### RECORDS PROVIDED
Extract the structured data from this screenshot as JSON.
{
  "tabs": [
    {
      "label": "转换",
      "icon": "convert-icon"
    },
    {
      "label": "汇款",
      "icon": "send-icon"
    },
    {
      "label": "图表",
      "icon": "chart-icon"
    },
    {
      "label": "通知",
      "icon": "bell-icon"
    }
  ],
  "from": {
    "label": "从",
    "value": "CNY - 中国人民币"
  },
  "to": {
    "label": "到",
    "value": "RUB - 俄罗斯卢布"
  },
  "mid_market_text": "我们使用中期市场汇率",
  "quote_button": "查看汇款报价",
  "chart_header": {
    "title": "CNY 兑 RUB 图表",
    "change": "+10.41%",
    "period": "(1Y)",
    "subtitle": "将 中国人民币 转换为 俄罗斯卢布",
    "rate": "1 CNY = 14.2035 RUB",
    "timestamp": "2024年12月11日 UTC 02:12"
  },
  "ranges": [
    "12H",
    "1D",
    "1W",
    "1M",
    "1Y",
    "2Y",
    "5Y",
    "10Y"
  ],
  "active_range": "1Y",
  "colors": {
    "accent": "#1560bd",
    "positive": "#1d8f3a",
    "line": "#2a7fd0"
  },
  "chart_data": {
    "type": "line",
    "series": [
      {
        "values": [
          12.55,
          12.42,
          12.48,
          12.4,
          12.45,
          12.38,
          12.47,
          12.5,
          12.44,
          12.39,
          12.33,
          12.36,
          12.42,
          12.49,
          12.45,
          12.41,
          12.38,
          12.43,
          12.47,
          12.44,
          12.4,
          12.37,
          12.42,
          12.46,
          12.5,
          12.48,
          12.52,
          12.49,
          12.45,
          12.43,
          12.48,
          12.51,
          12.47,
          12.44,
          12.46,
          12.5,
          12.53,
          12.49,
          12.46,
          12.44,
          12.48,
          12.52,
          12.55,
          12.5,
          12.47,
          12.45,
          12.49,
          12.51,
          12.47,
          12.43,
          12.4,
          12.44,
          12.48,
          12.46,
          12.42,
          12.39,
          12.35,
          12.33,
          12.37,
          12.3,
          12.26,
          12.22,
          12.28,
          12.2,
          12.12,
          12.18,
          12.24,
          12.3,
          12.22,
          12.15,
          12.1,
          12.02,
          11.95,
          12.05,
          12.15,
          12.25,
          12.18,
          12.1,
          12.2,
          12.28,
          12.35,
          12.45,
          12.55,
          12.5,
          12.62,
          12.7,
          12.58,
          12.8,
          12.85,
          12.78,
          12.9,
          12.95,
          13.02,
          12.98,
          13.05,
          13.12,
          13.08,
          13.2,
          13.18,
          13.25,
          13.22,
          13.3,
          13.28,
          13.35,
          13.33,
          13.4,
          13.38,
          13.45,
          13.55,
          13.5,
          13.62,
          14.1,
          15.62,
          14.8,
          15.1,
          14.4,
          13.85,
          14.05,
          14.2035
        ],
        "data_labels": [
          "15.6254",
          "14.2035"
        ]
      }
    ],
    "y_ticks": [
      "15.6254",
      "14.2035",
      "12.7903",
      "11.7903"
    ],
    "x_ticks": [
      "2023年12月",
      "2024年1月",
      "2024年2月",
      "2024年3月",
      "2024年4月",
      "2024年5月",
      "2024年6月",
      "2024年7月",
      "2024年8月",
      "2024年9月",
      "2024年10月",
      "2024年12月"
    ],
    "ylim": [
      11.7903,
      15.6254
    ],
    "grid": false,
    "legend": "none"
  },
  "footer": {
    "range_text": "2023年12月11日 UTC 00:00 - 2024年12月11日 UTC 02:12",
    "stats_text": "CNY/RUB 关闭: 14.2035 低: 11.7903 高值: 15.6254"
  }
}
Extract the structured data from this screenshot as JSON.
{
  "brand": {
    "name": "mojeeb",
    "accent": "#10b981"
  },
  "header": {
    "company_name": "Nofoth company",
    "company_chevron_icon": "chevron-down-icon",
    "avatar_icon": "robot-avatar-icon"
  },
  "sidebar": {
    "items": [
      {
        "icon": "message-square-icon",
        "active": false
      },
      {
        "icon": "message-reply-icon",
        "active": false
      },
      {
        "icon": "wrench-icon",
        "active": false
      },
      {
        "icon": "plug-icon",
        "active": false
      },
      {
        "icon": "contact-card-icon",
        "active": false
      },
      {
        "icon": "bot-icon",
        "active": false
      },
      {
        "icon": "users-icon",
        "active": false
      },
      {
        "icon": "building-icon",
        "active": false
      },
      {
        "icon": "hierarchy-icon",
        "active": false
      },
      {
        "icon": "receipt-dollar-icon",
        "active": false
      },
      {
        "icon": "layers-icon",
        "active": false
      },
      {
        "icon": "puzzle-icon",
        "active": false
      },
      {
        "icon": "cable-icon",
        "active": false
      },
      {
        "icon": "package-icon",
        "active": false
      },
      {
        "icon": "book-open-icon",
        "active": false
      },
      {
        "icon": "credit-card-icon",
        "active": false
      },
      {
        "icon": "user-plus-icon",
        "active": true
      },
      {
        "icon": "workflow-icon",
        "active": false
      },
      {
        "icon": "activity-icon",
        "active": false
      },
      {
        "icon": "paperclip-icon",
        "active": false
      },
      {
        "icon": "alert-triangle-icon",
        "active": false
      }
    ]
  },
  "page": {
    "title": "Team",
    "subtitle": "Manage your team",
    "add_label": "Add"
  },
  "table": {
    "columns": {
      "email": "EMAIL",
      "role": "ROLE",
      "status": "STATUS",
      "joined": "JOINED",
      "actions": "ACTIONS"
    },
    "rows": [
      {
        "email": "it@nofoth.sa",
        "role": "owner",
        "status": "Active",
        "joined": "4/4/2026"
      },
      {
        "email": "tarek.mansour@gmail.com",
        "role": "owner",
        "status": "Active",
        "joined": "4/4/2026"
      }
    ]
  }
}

### TASK REQUIREMENTS
Copy every line of the material, please, keeping it exactly the same.

### TASK SOLUTION
Extract the structured data from this screenshot as JSON.
{
  "tabs": [
    {
      "label": "转换",
      "icon": "convert-icon"
    },
    {
      "label": "汇款",
      "icon": "send-icon"
    },
    {
      "label": "图表",
      "icon": "chart-icon"
    },
    {
      "label": "通知",
      "icon": "bell-icon"
    }
  ],
  "from": {
    "label": "从",
    "value": "CNY - 中国人民币"
  },
  "to": {
    "label": "到",
    "value": "RUB - 俄罗斯卢布"
  },
  "mid_market_text": "我们使用中期市场汇率",
  "quote_button": "查看汇款报价",
  "chart_header": {
    "title": "CNY 兑 RUB 图表",
    "change": "+10.41%",
    "period": "(1Y)",
    "subtitle": "将 中国人民币 转换为 俄罗斯卢布",
    "rate": "1 CNY = 14.2035 RUB",
    "timestamp": "2024年12月11日 UTC 02:12"
  },
  "ranges": [
    "12H",
    "1D",
    "1W",
    "1M",
    "1Y",
    "2Y",
    "5Y",
    "10Y"
  ],
  "active_range": "1Y",
  "colors": {
    "accent": "#1560bd",
    "positive": "#1d8f3a",
    "line": "#2a7fd0"
  },
  "chart_data": {
    "type": "line",
    "series": [
      {
        "values": [
          12.55,
          12.42,
          12.48,
          12.4,
          12.45,
          12.38,
          12.47,
          12.5,
          12.44,
          12.39,
          12.33,
          12.36,
          12.42,
          12.49,
          12.45,
          12.41,
          12.38,
          12.43,
          12.47,
          12.44,
          12.4,
          12.37,
          12.42,
          12.46,
          12.5,
          12.48,
          12.52,
          12.49,
          12.45,
          12.43,
          12.48,
          12.51,
          12.47,
          12.44,
          12.46,
          12.5,
          12.53,
          12.49,
          12.46,
          12.44,
          12.48,
          12.52,
          12.55,
          12.5,
          12.47,
          12.45,
          12.49,
          12.51,
          12.47,
          12.43,
          12.4,
          12.44,
          12.48,
          12.46,
          12.42,
          12.39,
          12.35,
          12.33,
          12.37,
          12.3,
          12.26,
          12.22,
          12.28,
          12.2,
          12.12,
          12.18,
          12.24,
          12.3,
          12.22,
          12.15,
          12.1,
          12.02,
          11.95,
          12.05,
          12.15,
          12.25,
          12.18,
          12.1,
          12.2,
          12.28,
          12.35,
          12.45,
          12.55,
          12.5,
          12.62,
          12.7,
          12.58,
          12.8,
          12.85,
          12.78,
          12.9,
          12.95,
          13.02,
          12.98,
          13.05,
          13.12,
          13.08,
          13.2,
          13.18,
          13.25,
          13.22,
          13.3,
          13.28,
          13.35,
          13.33,
          13.4,
          13.38,
          13.45,
          13.55,
          13.5,
          13.62,
          14.1,
          15.62,
          14.8,
          15.1,
          14.4,
          13.85,
          14.05,
          14.2035
        ],
        "data_labels": [
          "15.6254",
          "14.2035"
        ]
      }
    ],
    "y_ticks": [
      "15.6254",
      "14.2035",
      "12.7903",
      "11.7903"
    ],
    "x_ticks": [
      "2023年12月",
      "2024年1月",
      "2024年2月",
      "2024年3月",
      "2024年4月",
      "2024年5月",
      "2024年6月",
      "2024年7月",
      "2024年8月",
      "2024年9月",
      "2024年10月",
      "2024年12月"
    ],
    "ylim": [
      11.7903,
      15.6254
    ],
    "grid": false,
    "legend": "none"
  },
  "footer": {
    "range_text": "2023年12月11日 UTC 00:00 - 2024年12月11日 UTC 02:12",
    "stats_text": "CNY/RUB 关闭: 14.2035 低: 11.7903 高值: 15.6254"
  }
}
Extract the structured data from this screenshot as JSON.
{
  "brand": {
    "name": "mojeeb",
    "accent": "#10b981"
  },
  "header": {
    "company_name": "Nofoth company",
    "company_chevron_icon": "chevron-down-icon",
    "avatar_icon": "robot-avatar-icon"
  },
  "sidebar": {
    "items": [
      {
        "icon": "message-square-icon",
        "active": false
      },
      {
        "icon": "message-reply-icon",
        "active": false
      },
      {
        "icon": "wrench-icon",
        "active": false
      },
      {
        "icon": "plug-icon",
        "active": false
      },
      {
        "icon": "contact-card-icon",
        "active": false
      },
      {
        "icon": "bot-icon",
        "active": false
      },
      {
        "icon": "users-icon",
        "active": false
      },
      {
        "icon": "building-icon",
        "active": false
      },
      {
        "icon": "hierarchy-icon",
        "active": false
      },
      {
        "icon": "receipt-dollar-icon",
        "active": false
      },
      {
        "icon": "layers-icon",
        "active": false
      },
      {
        "icon": "puzzle-icon",
        "active": false
      },
      {
        "icon": "cable-icon",
        "active": false
      },
      {
        "icon": "package-icon",
        "active": false
      },
      {
        "icon": "book-open-icon",
        "active": false
      },
      {
        "icon": "credit-card-icon",
        "active": false
      },
      {
        "icon": "user-plus-icon",
        "active": true
      },
      {
        "icon": "workflow-icon",
        "active": false
      },
      {
        "icon": "activity-icon",
        "active": false
      },
      {
        "icon": "paperclip-icon",
        "active": false
      },
      {
        "icon": "alert-triangle-icon",
        "active": false
      }
    ]
  },
  "page": {
    "title": "Team",
    "subtitle": "Manage your team",
    "add_label": "Add"
  },
  "table": {
    "columns": {
      "email": "EMAIL",
      "role": "ROLE",
      "status": "STATUS",
      "joined": "JOINED",
      "actions": "ACTIONS"
    },
    "rows": [
      {
        "email": "it@nofoth.sa",
        "role": "owner",
        "status": "Active",
        "joined": "4/4/2026"
      },
      {
        "email": "tarek.mansour@gmail.com",
        "role": "owner",
        "status": "Active",
        "joined": "4/4/2026"
      }
    ]
  }
}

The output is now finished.